## BEGIN

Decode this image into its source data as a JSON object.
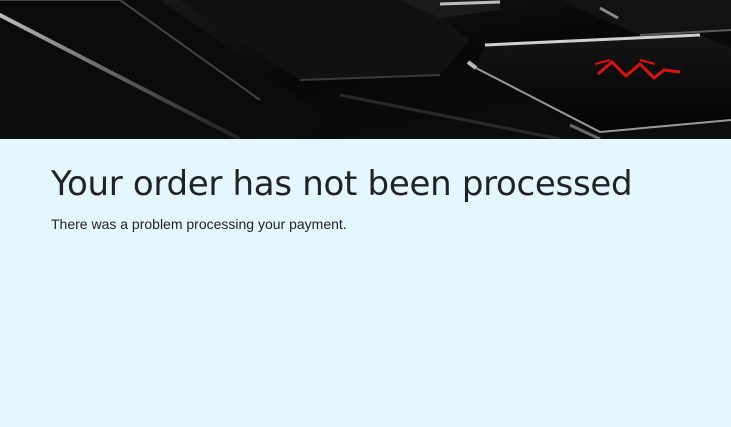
{
  "hero": {
    "image": "keyboard-keys-photo",
    "key_letter": "M",
    "accent_color": "#e01010"
  },
  "main": {
    "title": "Your order has not been processed",
    "message": "There was a problem processing your payment."
  },
  "colors": {
    "background": "#e4f7ff",
    "text": "#222222"
  }
}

## END

_EXERCISE:_
Transcribe every record above exactly as written, leaving out any pictures.

_WRITTEN SOLUTION:_
Decode this image into its source data as a JSON object.
{
  "hero": {
    "image": "keyboard-keys-photo",
    "key_letter": "M",
    "accent_color": "#e01010"
  },
  "main": {
    "title": "Your order has not been processed",
    "message": "There was a problem processing your payment."
  },
  "colors": {
    "background": "#e4f7ff",
    "text": "#222222"
  }
}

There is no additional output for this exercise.